[start Data shown]

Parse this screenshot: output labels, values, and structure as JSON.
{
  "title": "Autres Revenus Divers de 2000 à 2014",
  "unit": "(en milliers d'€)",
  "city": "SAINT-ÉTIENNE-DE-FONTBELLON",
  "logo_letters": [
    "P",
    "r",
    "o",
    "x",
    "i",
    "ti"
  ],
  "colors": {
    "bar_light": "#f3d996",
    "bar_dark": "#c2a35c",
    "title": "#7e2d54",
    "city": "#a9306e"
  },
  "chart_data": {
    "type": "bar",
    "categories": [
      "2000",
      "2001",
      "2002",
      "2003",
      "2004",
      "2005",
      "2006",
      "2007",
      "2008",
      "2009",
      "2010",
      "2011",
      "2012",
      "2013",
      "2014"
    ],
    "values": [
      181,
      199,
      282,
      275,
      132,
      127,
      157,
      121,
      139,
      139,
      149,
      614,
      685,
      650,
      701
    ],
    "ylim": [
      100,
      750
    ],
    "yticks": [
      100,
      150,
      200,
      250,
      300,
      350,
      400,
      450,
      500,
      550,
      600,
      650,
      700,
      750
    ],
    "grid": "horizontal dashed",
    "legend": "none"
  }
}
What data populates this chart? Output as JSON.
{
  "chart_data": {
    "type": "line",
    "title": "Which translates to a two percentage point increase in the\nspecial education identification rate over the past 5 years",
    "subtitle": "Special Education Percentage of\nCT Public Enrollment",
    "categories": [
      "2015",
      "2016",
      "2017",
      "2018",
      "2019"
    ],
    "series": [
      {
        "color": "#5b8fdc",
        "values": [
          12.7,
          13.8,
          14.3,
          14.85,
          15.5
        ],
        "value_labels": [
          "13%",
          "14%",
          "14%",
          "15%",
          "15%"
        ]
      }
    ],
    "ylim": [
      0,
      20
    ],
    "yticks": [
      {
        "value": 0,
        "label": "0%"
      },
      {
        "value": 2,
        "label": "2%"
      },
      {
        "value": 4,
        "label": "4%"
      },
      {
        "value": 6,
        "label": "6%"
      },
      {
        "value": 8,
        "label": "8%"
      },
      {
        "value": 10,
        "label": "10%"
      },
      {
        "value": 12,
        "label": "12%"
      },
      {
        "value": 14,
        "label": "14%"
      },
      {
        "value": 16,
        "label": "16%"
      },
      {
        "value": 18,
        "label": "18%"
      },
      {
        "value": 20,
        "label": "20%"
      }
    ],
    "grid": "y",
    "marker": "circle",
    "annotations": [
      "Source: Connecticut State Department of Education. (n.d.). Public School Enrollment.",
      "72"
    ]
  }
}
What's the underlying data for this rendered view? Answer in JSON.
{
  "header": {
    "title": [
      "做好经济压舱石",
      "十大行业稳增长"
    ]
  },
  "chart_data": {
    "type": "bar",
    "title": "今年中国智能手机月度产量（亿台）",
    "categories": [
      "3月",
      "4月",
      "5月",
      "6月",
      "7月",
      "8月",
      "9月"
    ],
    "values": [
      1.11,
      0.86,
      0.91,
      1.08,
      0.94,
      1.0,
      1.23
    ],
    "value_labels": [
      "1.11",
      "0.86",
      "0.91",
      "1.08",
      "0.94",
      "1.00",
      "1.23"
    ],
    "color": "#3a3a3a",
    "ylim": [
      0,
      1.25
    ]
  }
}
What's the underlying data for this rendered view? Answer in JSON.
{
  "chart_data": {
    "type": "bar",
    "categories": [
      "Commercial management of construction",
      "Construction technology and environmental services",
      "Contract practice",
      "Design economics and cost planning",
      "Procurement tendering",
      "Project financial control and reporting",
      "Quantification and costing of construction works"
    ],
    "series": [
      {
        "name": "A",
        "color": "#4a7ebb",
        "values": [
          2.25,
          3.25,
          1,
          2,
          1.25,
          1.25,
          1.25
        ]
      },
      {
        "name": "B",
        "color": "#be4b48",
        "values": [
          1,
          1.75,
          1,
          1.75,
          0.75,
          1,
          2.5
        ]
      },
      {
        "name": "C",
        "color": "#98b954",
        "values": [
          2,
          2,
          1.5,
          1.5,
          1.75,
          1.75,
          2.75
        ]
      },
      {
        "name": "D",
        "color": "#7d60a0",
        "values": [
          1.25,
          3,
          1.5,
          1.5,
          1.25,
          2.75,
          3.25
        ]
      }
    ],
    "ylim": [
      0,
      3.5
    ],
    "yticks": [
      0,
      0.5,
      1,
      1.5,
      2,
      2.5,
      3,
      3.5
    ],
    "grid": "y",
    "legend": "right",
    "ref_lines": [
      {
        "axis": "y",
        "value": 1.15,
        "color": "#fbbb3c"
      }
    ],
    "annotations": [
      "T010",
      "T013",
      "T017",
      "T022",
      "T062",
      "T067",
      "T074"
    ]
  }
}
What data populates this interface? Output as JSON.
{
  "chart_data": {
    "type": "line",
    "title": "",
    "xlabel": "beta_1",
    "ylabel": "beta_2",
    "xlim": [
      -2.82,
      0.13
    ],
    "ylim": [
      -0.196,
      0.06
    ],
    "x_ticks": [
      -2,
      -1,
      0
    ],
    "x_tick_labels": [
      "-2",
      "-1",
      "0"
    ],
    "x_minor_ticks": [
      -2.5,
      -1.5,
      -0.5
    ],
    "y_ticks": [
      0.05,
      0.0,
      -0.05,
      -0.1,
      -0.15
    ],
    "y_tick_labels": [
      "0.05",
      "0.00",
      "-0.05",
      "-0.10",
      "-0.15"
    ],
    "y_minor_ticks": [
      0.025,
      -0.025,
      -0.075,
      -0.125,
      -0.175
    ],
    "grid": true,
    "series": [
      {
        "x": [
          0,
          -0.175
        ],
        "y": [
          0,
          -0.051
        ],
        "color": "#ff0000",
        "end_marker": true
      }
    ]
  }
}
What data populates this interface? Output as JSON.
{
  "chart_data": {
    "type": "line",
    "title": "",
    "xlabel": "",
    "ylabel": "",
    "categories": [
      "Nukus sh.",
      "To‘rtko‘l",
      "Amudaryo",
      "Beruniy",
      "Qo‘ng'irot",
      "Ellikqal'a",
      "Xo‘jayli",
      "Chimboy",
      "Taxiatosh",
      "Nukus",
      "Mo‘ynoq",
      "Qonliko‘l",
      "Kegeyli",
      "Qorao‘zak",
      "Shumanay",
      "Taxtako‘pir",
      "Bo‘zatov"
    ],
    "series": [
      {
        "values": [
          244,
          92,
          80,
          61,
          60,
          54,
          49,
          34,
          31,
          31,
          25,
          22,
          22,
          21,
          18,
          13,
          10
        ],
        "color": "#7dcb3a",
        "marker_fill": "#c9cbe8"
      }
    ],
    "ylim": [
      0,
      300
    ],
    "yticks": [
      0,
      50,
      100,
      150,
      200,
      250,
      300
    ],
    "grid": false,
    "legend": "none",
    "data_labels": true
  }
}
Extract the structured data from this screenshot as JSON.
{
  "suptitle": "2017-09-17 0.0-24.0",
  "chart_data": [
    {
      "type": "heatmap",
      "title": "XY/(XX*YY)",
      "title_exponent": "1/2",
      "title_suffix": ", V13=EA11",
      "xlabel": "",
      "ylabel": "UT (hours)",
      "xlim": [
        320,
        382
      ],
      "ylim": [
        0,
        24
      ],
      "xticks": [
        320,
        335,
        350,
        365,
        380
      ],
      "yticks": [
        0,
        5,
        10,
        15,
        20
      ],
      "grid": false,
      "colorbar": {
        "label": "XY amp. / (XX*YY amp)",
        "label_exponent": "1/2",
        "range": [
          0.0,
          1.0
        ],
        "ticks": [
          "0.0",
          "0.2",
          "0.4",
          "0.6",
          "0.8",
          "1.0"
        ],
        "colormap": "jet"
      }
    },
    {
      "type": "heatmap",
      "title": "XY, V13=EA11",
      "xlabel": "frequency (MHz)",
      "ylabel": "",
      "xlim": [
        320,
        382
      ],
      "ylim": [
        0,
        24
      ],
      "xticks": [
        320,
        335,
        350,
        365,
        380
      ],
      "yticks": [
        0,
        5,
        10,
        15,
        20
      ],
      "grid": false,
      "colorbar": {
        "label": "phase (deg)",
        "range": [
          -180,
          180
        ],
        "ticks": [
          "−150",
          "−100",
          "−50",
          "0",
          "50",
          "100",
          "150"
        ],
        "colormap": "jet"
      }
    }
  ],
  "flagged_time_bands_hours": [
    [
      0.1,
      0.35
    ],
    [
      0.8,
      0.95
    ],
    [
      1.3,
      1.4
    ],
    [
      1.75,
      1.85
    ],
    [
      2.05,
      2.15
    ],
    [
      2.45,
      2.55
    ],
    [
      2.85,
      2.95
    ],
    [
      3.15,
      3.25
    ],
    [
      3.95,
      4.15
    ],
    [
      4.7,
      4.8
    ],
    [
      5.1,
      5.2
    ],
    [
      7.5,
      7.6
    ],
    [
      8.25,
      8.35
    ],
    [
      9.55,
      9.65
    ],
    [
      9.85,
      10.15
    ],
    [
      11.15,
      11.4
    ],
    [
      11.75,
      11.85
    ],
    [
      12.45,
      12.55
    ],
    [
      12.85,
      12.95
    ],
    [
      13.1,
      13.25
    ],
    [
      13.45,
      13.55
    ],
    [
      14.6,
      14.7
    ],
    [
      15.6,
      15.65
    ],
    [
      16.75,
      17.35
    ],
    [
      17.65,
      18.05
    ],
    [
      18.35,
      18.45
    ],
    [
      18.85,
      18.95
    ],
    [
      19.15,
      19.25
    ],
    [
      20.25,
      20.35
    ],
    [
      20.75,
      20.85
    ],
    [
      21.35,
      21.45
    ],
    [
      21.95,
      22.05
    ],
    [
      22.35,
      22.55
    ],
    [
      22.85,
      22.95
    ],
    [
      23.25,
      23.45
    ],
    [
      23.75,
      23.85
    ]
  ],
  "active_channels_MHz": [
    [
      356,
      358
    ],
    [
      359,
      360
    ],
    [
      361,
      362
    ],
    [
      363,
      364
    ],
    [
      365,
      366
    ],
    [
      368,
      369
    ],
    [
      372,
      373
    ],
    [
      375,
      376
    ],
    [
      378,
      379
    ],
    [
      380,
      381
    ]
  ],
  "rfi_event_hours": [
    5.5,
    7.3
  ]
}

[end Data shown]

## What you should do
Tell how many lines in the records above contain "ylabel", giving the number and no other words.

## Written solution
4